● Short problem: In the material below, find all lines with the string "this" and copy them.

● Listed entries:
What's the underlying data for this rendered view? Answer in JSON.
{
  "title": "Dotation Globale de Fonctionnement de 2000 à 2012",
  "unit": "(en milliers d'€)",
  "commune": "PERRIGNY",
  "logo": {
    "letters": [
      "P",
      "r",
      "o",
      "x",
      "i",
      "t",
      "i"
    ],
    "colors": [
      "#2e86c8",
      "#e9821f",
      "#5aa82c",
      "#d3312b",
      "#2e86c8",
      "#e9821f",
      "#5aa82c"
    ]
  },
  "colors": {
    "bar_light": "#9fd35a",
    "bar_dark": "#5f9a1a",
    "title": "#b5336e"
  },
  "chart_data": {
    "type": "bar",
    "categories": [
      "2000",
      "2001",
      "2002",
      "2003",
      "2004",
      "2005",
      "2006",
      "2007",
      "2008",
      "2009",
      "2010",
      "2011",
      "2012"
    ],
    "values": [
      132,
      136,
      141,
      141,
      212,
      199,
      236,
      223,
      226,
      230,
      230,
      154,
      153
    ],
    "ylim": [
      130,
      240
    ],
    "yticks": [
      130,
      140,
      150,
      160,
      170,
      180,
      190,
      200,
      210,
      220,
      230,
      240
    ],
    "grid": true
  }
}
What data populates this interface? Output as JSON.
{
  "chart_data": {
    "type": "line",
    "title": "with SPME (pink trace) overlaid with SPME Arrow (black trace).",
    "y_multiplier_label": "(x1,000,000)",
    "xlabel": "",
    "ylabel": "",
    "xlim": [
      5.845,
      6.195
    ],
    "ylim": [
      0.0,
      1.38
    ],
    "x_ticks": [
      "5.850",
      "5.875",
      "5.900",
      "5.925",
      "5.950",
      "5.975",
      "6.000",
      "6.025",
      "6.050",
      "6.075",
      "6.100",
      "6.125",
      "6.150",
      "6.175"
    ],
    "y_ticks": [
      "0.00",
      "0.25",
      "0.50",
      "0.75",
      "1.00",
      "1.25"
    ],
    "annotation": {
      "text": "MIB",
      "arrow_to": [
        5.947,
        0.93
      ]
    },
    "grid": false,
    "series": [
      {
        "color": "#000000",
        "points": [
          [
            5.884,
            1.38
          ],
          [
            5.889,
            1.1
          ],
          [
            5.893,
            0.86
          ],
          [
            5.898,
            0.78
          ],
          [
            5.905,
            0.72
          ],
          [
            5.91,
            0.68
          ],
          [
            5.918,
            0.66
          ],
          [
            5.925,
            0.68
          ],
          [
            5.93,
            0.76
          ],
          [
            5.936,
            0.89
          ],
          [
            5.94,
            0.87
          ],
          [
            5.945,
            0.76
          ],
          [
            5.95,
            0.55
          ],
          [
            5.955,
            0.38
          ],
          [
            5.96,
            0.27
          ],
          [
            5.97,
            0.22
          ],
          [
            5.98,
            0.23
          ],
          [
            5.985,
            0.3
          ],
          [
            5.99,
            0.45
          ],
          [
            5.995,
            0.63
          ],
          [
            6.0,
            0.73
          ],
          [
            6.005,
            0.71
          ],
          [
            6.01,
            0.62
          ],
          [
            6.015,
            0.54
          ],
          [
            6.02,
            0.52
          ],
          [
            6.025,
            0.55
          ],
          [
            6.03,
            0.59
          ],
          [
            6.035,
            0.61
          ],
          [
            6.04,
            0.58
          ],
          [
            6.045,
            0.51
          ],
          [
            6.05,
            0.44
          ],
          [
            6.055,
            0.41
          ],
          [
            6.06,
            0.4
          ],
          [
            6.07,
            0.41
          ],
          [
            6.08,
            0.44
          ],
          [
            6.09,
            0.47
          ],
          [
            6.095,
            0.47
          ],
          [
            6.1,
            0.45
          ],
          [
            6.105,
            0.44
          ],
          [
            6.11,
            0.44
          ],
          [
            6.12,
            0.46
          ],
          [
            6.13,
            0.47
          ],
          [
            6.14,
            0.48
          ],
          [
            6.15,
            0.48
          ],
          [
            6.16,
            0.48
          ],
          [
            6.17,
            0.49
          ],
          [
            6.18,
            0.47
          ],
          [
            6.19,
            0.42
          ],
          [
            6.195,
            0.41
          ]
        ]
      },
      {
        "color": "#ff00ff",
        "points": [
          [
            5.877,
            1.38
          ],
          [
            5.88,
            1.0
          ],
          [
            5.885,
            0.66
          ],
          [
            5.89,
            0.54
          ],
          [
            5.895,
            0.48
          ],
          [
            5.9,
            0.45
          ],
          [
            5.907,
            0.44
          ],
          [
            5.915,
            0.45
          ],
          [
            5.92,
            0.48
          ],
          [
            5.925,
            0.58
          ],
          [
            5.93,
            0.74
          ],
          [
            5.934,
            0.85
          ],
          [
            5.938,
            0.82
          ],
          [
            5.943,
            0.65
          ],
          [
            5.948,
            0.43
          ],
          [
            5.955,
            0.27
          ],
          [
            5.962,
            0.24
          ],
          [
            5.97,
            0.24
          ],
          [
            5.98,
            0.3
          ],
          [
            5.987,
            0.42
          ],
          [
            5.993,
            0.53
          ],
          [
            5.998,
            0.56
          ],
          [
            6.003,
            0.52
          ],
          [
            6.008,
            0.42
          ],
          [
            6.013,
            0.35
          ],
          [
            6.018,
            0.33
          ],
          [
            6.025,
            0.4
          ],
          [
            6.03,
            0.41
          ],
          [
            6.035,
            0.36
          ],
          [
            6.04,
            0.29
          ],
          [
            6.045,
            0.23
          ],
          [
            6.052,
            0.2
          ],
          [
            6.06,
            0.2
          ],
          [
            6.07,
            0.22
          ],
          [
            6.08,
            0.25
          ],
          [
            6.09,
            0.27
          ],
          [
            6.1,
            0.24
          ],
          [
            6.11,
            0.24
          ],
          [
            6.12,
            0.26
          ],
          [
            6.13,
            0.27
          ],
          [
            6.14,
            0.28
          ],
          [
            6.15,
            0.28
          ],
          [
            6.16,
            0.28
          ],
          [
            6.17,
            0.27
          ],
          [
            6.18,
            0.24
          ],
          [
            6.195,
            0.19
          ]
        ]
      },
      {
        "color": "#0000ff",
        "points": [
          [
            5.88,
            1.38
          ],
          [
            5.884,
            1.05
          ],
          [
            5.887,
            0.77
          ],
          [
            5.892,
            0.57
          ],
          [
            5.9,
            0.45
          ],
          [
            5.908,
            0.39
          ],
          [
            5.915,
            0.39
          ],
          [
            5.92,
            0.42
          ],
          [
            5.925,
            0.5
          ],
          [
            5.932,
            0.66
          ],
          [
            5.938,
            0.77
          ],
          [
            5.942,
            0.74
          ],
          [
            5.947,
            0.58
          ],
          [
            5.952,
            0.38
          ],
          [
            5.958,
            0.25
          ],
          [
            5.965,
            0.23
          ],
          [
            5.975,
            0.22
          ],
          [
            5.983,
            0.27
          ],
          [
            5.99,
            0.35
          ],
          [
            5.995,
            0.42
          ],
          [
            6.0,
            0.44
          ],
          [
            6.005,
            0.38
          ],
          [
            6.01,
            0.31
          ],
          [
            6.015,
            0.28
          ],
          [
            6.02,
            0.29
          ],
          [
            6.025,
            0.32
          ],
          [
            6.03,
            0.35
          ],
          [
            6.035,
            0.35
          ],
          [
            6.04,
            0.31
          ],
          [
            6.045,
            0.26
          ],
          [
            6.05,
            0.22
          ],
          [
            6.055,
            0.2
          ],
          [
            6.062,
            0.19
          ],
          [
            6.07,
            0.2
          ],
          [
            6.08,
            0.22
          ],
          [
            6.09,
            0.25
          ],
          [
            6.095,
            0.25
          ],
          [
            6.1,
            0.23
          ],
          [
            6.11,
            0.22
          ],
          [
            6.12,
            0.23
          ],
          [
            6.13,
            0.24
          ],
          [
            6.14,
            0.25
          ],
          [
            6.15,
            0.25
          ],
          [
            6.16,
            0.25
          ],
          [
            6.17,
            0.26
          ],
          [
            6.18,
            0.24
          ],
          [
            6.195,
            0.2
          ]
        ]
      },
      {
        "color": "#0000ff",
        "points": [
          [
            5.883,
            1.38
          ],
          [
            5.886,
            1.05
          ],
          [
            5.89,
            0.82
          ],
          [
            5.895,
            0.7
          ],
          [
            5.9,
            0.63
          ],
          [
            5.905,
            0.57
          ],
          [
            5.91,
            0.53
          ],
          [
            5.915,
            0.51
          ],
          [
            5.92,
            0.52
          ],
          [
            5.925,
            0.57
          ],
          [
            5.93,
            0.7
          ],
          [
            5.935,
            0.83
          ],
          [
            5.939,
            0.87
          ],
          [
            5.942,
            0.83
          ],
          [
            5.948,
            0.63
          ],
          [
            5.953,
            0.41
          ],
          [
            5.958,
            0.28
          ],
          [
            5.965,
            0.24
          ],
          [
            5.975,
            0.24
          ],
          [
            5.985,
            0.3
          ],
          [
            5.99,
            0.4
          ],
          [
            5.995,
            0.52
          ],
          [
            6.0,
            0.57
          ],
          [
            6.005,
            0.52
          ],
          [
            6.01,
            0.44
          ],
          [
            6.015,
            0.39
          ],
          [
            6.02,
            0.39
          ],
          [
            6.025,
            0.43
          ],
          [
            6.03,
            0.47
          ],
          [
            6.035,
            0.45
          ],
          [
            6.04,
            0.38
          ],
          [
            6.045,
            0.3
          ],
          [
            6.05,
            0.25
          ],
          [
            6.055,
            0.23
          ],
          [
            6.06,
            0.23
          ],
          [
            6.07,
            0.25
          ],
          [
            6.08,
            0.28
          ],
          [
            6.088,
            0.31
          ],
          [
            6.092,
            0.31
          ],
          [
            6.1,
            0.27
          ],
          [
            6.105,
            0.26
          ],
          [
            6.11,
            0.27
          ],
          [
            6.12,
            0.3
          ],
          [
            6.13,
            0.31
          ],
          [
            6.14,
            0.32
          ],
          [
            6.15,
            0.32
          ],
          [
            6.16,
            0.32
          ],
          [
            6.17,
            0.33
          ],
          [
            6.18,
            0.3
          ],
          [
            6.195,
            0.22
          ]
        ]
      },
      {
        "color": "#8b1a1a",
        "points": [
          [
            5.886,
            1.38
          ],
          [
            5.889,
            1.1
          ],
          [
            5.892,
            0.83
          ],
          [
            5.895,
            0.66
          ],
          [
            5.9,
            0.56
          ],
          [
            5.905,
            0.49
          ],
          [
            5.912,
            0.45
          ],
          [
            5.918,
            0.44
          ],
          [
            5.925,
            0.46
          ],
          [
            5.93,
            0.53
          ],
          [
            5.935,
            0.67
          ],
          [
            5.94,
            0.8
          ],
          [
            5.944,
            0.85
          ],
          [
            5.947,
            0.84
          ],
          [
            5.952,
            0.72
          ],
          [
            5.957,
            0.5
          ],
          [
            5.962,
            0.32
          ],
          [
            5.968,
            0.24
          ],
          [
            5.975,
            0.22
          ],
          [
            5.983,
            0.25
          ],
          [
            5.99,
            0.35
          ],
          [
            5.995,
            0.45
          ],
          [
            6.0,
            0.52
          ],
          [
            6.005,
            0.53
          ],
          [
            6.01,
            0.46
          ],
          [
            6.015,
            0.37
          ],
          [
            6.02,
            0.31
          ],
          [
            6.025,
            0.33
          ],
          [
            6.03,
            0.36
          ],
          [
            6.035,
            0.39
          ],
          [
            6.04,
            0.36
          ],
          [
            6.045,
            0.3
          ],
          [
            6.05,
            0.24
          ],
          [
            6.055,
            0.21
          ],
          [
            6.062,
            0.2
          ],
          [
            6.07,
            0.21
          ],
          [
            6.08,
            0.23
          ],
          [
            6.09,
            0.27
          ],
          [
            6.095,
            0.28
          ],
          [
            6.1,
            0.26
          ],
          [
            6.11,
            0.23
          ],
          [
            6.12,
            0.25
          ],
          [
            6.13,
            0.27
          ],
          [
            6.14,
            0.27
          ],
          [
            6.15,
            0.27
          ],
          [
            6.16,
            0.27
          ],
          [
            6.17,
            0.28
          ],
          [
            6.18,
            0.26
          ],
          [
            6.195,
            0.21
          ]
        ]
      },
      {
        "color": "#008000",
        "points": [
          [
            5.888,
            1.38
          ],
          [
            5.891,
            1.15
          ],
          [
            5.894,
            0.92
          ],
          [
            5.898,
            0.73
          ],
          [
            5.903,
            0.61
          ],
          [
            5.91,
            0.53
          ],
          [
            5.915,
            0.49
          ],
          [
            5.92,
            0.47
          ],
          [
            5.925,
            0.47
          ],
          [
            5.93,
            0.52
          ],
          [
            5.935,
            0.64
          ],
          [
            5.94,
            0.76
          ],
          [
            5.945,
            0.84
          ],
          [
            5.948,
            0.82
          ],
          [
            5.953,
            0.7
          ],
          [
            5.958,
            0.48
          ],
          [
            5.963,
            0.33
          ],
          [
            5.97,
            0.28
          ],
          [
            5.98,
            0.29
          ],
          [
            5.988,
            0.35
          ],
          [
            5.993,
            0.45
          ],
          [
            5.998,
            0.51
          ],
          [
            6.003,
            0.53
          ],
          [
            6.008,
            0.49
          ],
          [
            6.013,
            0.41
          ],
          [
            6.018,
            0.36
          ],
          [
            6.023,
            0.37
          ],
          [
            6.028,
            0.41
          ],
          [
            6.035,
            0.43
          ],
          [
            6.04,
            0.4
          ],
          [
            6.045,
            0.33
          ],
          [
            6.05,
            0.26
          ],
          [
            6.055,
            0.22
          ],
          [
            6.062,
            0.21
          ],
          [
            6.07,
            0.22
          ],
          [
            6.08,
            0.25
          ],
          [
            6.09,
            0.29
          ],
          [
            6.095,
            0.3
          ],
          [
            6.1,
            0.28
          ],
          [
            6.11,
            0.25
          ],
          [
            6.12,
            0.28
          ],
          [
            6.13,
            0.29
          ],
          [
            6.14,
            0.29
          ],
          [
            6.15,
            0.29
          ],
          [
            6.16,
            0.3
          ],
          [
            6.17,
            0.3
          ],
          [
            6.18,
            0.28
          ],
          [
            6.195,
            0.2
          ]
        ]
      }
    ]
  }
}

● Task answer:
What's the underlying data for this rendered view? Answer in JSON.
What data populates this interface? Output as JSON.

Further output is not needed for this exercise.